DIRECTIONS FOR THIS TASK:
Write every line of the listing below as a JSON list of strings, one string per line, leaving out blank lines.

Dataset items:
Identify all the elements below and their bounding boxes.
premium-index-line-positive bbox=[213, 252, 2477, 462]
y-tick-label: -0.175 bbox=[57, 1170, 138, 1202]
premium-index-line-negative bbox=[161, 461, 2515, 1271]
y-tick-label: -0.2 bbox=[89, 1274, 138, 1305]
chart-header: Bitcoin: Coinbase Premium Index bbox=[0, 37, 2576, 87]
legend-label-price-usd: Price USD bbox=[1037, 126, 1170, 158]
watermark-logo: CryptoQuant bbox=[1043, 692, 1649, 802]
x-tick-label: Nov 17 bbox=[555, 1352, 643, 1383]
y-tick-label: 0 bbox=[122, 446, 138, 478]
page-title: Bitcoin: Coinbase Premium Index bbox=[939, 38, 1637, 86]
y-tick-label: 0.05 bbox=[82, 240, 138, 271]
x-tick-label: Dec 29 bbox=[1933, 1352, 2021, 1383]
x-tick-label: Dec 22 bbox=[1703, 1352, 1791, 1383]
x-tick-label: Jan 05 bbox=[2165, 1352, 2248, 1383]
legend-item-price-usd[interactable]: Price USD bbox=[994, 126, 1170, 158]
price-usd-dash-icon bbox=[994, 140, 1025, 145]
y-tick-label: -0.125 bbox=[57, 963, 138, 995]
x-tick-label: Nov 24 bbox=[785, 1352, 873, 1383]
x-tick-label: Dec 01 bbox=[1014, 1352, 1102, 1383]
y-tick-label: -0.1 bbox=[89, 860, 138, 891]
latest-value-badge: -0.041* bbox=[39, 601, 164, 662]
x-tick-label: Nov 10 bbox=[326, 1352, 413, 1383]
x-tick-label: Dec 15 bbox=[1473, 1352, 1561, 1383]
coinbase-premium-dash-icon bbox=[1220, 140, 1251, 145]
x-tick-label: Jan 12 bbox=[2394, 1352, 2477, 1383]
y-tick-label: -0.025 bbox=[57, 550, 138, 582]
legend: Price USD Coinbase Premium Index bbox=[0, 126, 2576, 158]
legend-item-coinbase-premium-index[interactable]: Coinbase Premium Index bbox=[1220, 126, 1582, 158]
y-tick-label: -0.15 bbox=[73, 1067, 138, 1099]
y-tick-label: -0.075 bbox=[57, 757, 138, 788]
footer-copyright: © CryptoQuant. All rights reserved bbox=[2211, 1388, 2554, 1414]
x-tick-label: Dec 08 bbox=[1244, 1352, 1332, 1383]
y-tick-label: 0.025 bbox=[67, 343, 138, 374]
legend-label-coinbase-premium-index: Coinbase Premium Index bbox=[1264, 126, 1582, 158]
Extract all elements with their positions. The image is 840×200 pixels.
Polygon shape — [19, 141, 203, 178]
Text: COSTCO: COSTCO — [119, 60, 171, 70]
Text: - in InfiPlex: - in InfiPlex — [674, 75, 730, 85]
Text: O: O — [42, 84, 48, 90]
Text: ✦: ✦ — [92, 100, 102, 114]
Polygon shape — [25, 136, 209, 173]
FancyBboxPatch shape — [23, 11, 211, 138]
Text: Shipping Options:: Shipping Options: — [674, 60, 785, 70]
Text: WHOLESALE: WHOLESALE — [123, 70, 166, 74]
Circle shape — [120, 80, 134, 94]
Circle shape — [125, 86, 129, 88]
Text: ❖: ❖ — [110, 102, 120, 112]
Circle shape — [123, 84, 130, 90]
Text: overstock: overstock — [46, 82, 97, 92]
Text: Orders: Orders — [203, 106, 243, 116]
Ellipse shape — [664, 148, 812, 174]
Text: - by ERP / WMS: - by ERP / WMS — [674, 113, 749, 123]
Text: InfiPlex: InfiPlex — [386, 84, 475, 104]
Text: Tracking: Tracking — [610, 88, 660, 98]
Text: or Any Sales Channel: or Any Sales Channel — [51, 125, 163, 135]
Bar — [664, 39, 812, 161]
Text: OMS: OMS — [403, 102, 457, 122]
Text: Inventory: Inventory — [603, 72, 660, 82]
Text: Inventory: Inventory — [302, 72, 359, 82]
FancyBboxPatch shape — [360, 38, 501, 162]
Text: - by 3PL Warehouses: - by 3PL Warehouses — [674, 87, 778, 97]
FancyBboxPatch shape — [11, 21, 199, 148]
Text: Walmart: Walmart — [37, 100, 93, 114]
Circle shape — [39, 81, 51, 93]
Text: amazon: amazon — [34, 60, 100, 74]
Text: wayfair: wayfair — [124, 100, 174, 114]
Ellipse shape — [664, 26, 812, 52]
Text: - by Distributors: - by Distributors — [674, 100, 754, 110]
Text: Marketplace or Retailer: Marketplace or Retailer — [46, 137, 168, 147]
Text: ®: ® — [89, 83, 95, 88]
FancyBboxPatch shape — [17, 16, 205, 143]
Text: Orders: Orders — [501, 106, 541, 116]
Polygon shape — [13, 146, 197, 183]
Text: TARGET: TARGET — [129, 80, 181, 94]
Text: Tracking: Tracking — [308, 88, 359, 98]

THE RESULT:
[
  "Identify all the elements below and their bounding boxes.",
  "premium-index-line-positive bbox=[213, 252, 2477, 462]",
  "y-tick-label: -0.175 bbox=[57, 1170, 138, 1202]",
  "premium-index-line-negative bbox=[161, 461, 2515, 1271]",
  "y-tick-label: -0.2 bbox=[89, 1274, 138, 1305]",
  "chart-header: Bitcoin: Coinbase Premium Index bbox=[0, 37, 2576, 87]",
  "legend-label-price-usd: Price USD bbox=[1037, 126, 1170, 158]",
  "watermark-logo: CryptoQuant bbox=[1043, 692, 1649, 802]",
  "x-tick-label: Nov 17 bbox=[555, 1352, 643, 1383]",
  "y-tick-label: 0 bbox=[122, 446, 138, 478]",
  "page-title: Bitcoin: Coinbase Premium Index bbox=[939, 38, 1637, 86]",
  "y-tick-label: 0.05 bbox=[82, 240, 138, 271]",
  "x-tick-label: Dec 29 bbox=[1933, 1352, 2021, 1383]",
  "x-tick-label: Dec 22 bbox=[1703, 1352, 1791, 1383]",
  "x-tick-label: Jan 05 bbox=[2165, 1352, 2248, 1383]",
  "legend-item-price-usd[interactable]: Price USD bbox=[994, 126, 1170, 158]",
  "price-usd-dash-icon bbox=[994, 140, 1025, 145]",
  "y-tick-label: -0.125 bbox=[57, 963, 138, 995]",
  "x-tick-label: Nov 24 bbox=[785, 1352, 873, 1383]",
  "x-tick-label: Dec 01 bbox=[1014, 1352, 1102, 1383]",
  "y-tick-label: -0.1 bbox=[89, 860, 138, 891]",
  "latest-value-badge: -0.041* bbox=[39, 601, 164, 662]",
  "x-tick-label: Nov 10 bbox=[326, 1352, 413, 1383]",
  "x-tick-label: Dec 15 bbox=[1473, 1352, 1561, 1383]",
  "coinbase-premium-dash-icon bbox=[1220, 140, 1251, 145]",
  "x-tick-label: Jan 12 bbox=[2394, 1352, 2477, 1383]",
  "y-tick-label: -0.025 bbox=[57, 550, 138, 582]",
  "legend: Price USD Coinbase Premium Index bbox=[0, 126, 2576, 158]",
  "legend-item-coinbase-premium-index[interactable]: Coinbase Premium Index bbox=[1220, 126, 1582, 158]",
  "y-tick-label: -0.15 bbox=[73, 1067, 138, 1099]",
  "y-tick-label: -0.075 bbox=[57, 757, 138, 788]",
  "footer-copyright: © CryptoQuant. All rights reserved bbox=[2211, 1388, 2554, 1414]",
  "x-tick-label: Dec 08 bbox=[1244, 1352, 1332, 1383]",
  "y-tick-label: 0.025 bbox=[67, 343, 138, 374]",
  "legend-label-coinbase-premium-index: Coinbase Premium Index bbox=[1264, 126, 1582, 158]",
  "Extract all elements with their positions. The image is 840×200 pixels.",
  "Polygon shape — [19, 141, 203, 178]",
  "Text: COSTCO: COSTCO — [119, 60, 171, 70]",
  "Text: - in InfiPlex: - in InfiPlex — [674, 75, 730, 85]",
  "Text: O: O — [42, 84, 48, 90]",
  "Text: ✦: ✦ — [92, 100, 102, 114]",
  "Polygon shape — [25, 136, 209, 173]",
  "FancyBboxPatch shape — [23, 11, 211, 138]",
  "Text: Shipping Options:: Shipping Options: — [674, 60, 785, 70]",
  "Text: WHOLESALE: WHOLESALE — [123, 70, 166, 74]",
  "Circle shape — [120, 80, 134, 94]",
  "Circle shape — [125, 86, 129, 88]",
  "Text: ❖: ❖ — [110, 102, 120, 112]",
  "Circle shape — [123, 84, 130, 90]",
  "Text: overstock: overstock — [46, 82, 97, 92]",
  "Text: Orders: Orders — [203, 106, 243, 116]",
  "Ellipse shape — [664, 148, 812, 174]",
  "Text: - by ERP / WMS: - by ERP / WMS — [674, 113, 749, 123]",
  "Text: InfiPlex: InfiPlex — [386, 84, 475, 104]",
  "Text: Tracking: Tracking — [610, 88, 660, 98]",
  "Text: or Any Sales Channel: or Any Sales Channel — [51, 125, 163, 135]",
  "Bar — [664, 39, 812, 161]",
  "Text: OMS: OMS — [403, 102, 457, 122]",
  "Text: Inventory: Inventory — [603, 72, 660, 82]",
  "Text: Inventory: Inventory — [302, 72, 359, 82]",
  "FancyBboxPatch shape — [360, 38, 501, 162]",
  "Text: - by 3PL Warehouses: - by 3PL Warehouses — [674, 87, 778, 97]",
  "FancyBboxPatch shape — [11, 21, 199, 148]",
  "Text: Walmart: Walmart — [37, 100, 93, 114]",
  "Circle shape — [39, 81, 51, 93]",
  "Text: amazon: amazon — [34, 60, 100, 74]",
  "Text: wayfair: wayfair — [124, 100, 174, 114]",
  "Ellipse shape — [664, 26, 812, 52]",
  "Text: - by Distributors: - by Distributors — [674, 100, 754, 110]",
  "Text: Marketplace or Retailer: Marketplace or Retailer — [46, 137, 168, 147]",
  "Text: ®: ® — [89, 83, 95, 88]",
  "FancyBboxPatch shape — [17, 16, 205, 143]",
  "Text: Orders: Orders — [501, 106, 541, 116]",
  "Polygon shape — [13, 146, 197, 183]",
  "Text: TARGET: TARGET — [129, 80, 181, 94]",
  "Text: Tracking: Tracking — [308, 88, 359, 98]"
]